*Dataset excerpts*
============================================================

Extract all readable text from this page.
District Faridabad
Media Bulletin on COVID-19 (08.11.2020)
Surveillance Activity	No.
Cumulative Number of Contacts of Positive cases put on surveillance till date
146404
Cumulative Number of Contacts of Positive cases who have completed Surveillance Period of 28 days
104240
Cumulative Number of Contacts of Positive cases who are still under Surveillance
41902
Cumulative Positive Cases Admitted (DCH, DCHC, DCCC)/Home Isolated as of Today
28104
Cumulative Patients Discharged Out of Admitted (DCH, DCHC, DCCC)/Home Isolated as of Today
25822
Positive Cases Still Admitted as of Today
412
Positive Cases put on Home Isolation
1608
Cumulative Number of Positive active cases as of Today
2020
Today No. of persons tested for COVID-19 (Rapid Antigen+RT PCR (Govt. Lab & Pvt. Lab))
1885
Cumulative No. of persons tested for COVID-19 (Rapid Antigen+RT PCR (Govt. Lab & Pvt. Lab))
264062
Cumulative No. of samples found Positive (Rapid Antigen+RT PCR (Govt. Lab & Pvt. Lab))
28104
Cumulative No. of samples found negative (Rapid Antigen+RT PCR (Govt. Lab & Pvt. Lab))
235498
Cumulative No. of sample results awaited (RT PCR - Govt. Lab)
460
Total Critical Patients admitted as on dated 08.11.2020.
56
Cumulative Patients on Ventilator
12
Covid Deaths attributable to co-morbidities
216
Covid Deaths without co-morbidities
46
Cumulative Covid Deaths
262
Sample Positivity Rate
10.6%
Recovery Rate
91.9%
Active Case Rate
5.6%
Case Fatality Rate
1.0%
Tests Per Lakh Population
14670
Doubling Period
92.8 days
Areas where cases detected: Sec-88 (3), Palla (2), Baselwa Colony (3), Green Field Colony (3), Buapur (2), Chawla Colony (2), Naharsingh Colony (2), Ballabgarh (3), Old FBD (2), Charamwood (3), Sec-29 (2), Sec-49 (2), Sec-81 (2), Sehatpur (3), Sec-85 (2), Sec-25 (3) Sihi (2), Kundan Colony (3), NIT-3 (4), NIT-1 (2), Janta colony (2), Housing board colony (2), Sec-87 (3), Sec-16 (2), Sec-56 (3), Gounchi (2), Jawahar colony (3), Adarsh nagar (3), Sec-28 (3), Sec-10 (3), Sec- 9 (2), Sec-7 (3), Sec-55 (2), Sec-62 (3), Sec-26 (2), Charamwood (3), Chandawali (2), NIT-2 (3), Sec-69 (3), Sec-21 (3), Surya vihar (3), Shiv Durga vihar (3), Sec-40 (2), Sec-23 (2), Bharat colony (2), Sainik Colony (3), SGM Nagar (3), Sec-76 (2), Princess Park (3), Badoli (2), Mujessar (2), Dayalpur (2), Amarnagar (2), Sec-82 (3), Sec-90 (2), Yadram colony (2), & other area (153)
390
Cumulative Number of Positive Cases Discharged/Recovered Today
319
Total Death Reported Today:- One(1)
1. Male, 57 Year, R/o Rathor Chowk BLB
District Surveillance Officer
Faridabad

============================================================

*Task goal*
Send back all of the entries exactly, with nothing missing.

*Solution*
Extract all readable text from this page.
District Faridabad
Media Bulletin on COVID-19 (08.11.2020)
Surveillance Activity	No.
Cumulative Number of Contacts of Positive cases put on surveillance till date
146404
Cumulative Number of Contacts of Positive cases who have completed Surveillance Period of 28 days
104240
Cumulative Number of Contacts of Positive cases who are still under Surveillance
41902
Cumulative Positive Cases Admitted (DCH, DCHC, DCCC)/Home Isolated as of Today
28104
Cumulative Patients Discharged Out of Admitted (DCH, DCHC, DCCC)/Home Isolated as of Today
25822
Positive Cases Still Admitted as of Today
412
Positive Cases put on Home Isolation
1608
Cumulative Number of Positive active cases as of Today
2020
Today No. of persons tested for COVID-19 (Rapid Antigen+RT PCR (Govt. Lab & Pvt. Lab))
1885
Cumulative No. of persons tested for COVID-19 (Rapid Antigen+RT PCR (Govt. Lab & Pvt. Lab))
264062
Cumulative No. of samples found Positive (Rapid Antigen+RT PCR (Govt. Lab & Pvt. Lab))
28104
Cumulative No. of samples found negative (Rapid Antigen+RT PCR (Govt. Lab & Pvt. Lab))
235498
Cumulative No. of sample results awaited (RT PCR - Govt. Lab)
460
Total Critical Patients admitted as on dated 08.11.2020.
56
Cumulative Patients on Ventilator
12
Covid Deaths attributable to co-morbidities
216
Covid Deaths without co-morbidities
46
Cumulative Covid Deaths
262
Sample Positivity Rate
10.6%
Recovery Rate
91.9%
Active Case Rate
5.6%
Case Fatality Rate
1.0%
Tests Per Lakh Population
14670
Doubling Period
92.8 days
Areas where cases detected: Sec-88 (3), Palla (2), Baselwa Colony (3), Green Field Colony (3), Buapur (2), Chawla Colony (2), Naharsingh Colony (2), Ballabgarh (3), Old FBD (2), Charamwood (3), Sec-29 (2), Sec-49 (2), Sec-81 (2), Sehatpur (3), Sec-85 (2), Sec-25 (3) Sihi (2), Kundan Colony (3), NIT-3 (4), NIT-1 (2), Janta colony (2), Housing board colony (2), Sec-87 (3), Sec-16 (2), Sec-56 (3), Gounchi (2), Jawahar colony (3), Adarsh nagar (3), Sec-28 (3), Sec-10 (3), Sec- 9 (2), Sec-7 (3), Sec-55 (2), Sec-62 (3), Sec-26 (2), Charamwood (3), Chandawali (2), NIT-2 (3), Sec-69 (3), Sec-21 (3), Surya vihar (3), Shiv Durga vihar (3), Sec-40 (2), Sec-23 (2), Bharat colony (2), Sainik Colony (3), SGM Nagar (3), Sec-76 (2), Princess Park (3), Badoli (2), Mujessar (2), Dayalpur (2), Amarnagar (2), Sec-82 (3), Sec-90 (2), Yadram colony (2), & other area (153)
390
Cumulative Number of Positive Cases Discharged/Recovered Today
319
Total Death Reported Today:- One(1)
1. Male, 57 Year, R/o Rathor Chowk BLB
District Surveillance Officer
Faridabad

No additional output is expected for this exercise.